_SET TASK:_ Copy every line in the records below that contains the word "this".

_EXERCISE DATA:_
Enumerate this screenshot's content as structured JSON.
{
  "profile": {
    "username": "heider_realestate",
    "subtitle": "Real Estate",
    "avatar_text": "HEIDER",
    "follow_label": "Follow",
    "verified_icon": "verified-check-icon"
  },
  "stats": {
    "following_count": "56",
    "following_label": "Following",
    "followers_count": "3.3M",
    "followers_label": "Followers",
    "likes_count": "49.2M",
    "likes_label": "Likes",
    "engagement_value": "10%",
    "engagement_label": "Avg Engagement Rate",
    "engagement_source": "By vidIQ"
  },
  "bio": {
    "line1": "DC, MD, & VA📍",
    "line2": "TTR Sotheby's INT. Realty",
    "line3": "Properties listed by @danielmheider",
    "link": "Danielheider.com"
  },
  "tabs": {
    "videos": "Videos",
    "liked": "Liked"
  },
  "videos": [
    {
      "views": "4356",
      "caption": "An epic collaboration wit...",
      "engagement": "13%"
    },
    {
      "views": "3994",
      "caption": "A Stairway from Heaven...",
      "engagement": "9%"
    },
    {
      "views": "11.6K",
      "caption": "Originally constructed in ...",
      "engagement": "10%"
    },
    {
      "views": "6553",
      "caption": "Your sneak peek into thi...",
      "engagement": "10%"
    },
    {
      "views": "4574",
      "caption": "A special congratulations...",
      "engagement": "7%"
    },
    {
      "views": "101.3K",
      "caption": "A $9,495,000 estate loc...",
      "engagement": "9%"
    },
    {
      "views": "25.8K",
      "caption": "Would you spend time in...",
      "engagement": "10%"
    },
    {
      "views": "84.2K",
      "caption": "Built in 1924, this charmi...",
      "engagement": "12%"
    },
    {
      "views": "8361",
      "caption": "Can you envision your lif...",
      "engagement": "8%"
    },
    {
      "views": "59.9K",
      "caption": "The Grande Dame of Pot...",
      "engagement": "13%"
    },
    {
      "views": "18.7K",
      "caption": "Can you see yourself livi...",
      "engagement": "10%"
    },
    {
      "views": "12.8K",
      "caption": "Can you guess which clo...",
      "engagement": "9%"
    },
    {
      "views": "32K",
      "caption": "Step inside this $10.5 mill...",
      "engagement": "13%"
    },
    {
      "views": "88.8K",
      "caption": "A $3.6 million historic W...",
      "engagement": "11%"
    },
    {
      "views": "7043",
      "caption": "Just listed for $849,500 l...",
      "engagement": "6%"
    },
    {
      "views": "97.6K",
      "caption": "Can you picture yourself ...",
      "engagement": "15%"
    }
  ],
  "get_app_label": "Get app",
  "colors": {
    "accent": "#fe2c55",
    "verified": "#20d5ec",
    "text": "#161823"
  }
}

_COMPLETE ANSWER:_
Enumerate this screenshot's content as structured JSON.
      "caption": "Built in 1924, this charmi...",
      "caption": "Step inside this $10.5 mill...",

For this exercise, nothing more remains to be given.